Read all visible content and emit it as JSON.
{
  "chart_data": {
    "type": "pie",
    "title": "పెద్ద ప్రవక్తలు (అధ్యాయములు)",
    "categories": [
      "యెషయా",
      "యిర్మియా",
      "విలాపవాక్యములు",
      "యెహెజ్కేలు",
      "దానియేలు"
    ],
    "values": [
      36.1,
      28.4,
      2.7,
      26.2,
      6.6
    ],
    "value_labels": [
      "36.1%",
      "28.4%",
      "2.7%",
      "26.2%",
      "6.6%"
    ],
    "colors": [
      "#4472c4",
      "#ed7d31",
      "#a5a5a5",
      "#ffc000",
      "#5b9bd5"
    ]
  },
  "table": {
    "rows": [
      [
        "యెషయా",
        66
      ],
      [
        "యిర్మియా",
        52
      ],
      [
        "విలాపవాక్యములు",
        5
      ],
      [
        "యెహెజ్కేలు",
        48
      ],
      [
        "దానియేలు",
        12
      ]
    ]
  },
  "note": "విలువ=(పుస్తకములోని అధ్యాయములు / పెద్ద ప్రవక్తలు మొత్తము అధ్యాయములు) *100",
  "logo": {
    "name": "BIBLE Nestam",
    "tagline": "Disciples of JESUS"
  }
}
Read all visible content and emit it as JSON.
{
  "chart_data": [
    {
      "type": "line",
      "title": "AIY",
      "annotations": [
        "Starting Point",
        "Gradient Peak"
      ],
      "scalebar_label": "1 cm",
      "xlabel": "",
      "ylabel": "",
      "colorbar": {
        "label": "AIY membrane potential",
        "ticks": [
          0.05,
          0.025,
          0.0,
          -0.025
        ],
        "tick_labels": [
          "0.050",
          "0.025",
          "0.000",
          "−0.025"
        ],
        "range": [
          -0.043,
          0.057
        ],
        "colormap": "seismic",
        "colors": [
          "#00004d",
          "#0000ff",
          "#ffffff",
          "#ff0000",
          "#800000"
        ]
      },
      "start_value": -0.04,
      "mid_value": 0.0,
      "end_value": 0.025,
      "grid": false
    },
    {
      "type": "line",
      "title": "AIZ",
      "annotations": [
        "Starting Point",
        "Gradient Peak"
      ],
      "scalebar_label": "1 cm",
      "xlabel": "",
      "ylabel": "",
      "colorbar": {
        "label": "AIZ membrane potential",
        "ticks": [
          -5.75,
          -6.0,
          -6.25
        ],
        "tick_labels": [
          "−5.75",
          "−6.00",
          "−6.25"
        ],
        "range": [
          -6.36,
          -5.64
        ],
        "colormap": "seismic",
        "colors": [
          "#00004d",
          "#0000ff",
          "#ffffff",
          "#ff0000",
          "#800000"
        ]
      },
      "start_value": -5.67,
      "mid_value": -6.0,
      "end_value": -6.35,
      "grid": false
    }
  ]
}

++++++

▸ Instructions for the task
Each record above should be output again exactly.

▸ The completed task
Read all visible content and emit it as JSON.
{
  "chart_data": {
    "type": "pie",
    "title": "పెద్ద ప్రవక్తలు (అధ్యాయములు)",
    "categories": [
      "యెషయా",
      "యిర్మియా",
      "విలాపవాక్యములు",
      "యెహెజ్కేలు",
      "దానియేలు"
    ],
    "values": [
      36.1,
      28.4,
      2.7,
      26.2,
      6.6
    ],
    "value_labels": [
      "36.1%",
      "28.4%",
      "2.7%",
      "26.2%",
      "6.6%"
    ],
    "colors": [
      "#4472c4",
      "#ed7d31",
      "#a5a5a5",
      "#ffc000",
      "#5b9bd5"
    ]
  },
  "table": {
    "rows": [
      [
        "యెషయా",
        66
      ],
      [
        "యిర్మియా",
        52
      ],
      [
        "విలాపవాక్యములు",
        5
      ],
      [
        "యెహెజ్కేలు",
        48
      ],
      [
        "దానియేలు",
        12
      ]
    ]
  },
  "note": "విలువ=(పుస్తకములోని అధ్యాయములు / పెద్ద ప్రవక్తలు మొత్తము అధ్యాయములు) *100",
  "logo": {
    "name": "BIBLE Nestam",
    "tagline": "Disciples of JESUS"
  }
}
Read all visible content and emit it as JSON.
{
  "chart_data": [
    {
      "type": "line",
      "title": "AIY",
      "annotations": [
        "Starting Point",
        "Gradient Peak"
      ],
      "scalebar_label": "1 cm",
      "xlabel": "",
      "ylabel": "",
      "colorbar": {
        "label": "AIY membrane potential",
        "ticks": [
          0.05,
          0.025,
          0.0,
          -0.025
        ],
        "tick_labels": [
          "0.050",
          "0.025",
          "0.000",
          "−0.025"
        ],
        "range": [
          -0.043,
          0.057
        ],
        "colormap": "seismic",
        "colors": [
          "#00004d",
          "#0000ff",
          "#ffffff",
          "#ff0000",
          "#800000"
        ]
      },
      "start_value": -0.04,
      "mid_value": 0.0,
      "end_value": 0.025,
      "grid": false
    },
    {
      "type": "line",
      "title": "AIZ",
      "annotations": [
        "Starting Point",
        "Gradient Peak"
      ],
      "scalebar_label": "1 cm",
      "xlabel": "",
      "ylabel": "",
      "colorbar": {
        "label": "AIZ membrane potential",
        "ticks": [
          -5.75,
          -6.0,
          -6.25
        ],
        "tick_labels": [
          "−5.75",
          "−6.00",
          "−6.25"
        ],
        "range": [
          -6.36,
          -5.64
        ],
        "colormap": "seismic",
        "colors": [
          "#00004d",
          "#0000ff",
          "#ffffff",
          "#ff0000",
          "#800000"
        ]
      },
      "start_value": -5.67,
      "mid_value": -6.0,
      "end_value": -6.35,
      "grid": false
    }
  ]
}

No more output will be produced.